> EXERCISE DIRECTIONS
Write the data out again exactly, with no pictures.

> INFORMATION PROVIDED
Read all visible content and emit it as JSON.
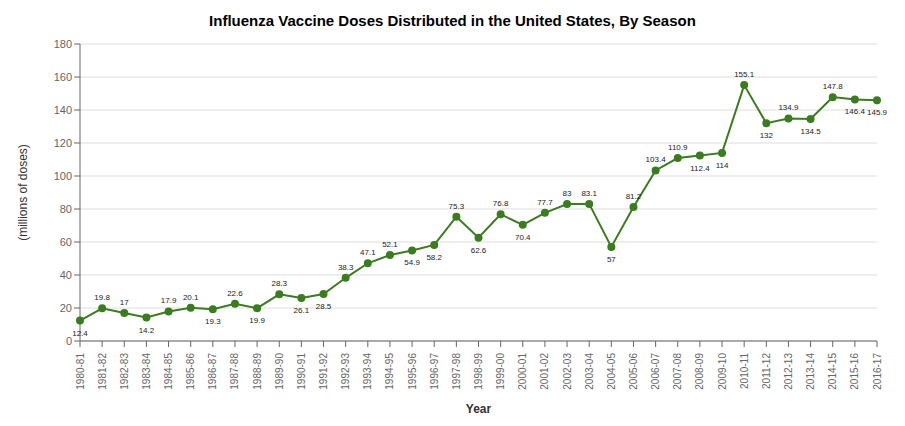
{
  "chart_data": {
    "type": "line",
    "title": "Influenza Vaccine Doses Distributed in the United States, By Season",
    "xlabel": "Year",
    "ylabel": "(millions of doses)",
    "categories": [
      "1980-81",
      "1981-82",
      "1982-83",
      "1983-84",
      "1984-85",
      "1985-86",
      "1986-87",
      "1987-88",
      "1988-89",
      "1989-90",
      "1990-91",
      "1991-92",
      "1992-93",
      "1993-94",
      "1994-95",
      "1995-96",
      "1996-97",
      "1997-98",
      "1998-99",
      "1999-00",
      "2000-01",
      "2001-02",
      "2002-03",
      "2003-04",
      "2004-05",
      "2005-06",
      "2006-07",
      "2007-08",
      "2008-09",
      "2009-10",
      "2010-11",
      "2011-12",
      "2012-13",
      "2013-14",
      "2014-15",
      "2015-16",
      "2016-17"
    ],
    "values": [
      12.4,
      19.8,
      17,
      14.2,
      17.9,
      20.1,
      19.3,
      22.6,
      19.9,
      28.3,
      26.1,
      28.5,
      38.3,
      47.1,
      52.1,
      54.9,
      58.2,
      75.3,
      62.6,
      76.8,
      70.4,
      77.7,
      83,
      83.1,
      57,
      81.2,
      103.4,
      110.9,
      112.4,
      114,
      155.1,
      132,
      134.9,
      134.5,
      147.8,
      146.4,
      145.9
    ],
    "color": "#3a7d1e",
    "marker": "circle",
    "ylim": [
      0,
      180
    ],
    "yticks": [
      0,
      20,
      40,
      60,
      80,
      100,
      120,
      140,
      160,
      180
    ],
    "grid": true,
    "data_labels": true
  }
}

> RESULT BELOW
Read all visible content and emit it as JSON.
{
  "chart_data": {
    "type": "line",
    "title": "Influenza Vaccine Doses Distributed in the United States, By Season",
    "xlabel": "Year",
    "ylabel": "(millions of doses)",
    "categories": [
      "1980-81",
      "1981-82",
      "1982-83",
      "1983-84",
      "1984-85",
      "1985-86",
      "1986-87",
      "1987-88",
      "1988-89",
      "1989-90",
      "1990-91",
      "1991-92",
      "1992-93",
      "1993-94",
      "1994-95",
      "1995-96",
      "1996-97",
      "1997-98",
      "1998-99",
      "1999-00",
      "2000-01",
      "2001-02",
      "2002-03",
      "2003-04",
      "2004-05",
      "2005-06",
      "2006-07",
      "2007-08",
      "2008-09",
      "2009-10",
      "2010-11",
      "2011-12",
      "2012-13",
      "2013-14",
      "2014-15",
      "2015-16",
      "2016-17"
    ],
    "values": [
      12.4,
      19.8,
      17,
      14.2,
      17.9,
      20.1,
      19.3,
      22.6,
      19.9,
      28.3,
      26.1,
      28.5,
      38.3,
      47.1,
      52.1,
      54.9,
      58.2,
      75.3,
      62.6,
      76.8,
      70.4,
      77.7,
      83,
      83.1,
      57,
      81.2,
      103.4,
      110.9,
      112.4,
      114,
      155.1,
      132,
      134.9,
      134.5,
      147.8,
      146.4,
      145.9
    ],
    "color": "#3a7d1e",
    "marker": "circle",
    "ylim": [
      0,
      180
    ],
    "yticks": [
      0,
      20,
      40,
      60,
      80,
      100,
      120,
      140,
      160,
      180
    ],
    "grid": true,
    "data_labels": true
  }
}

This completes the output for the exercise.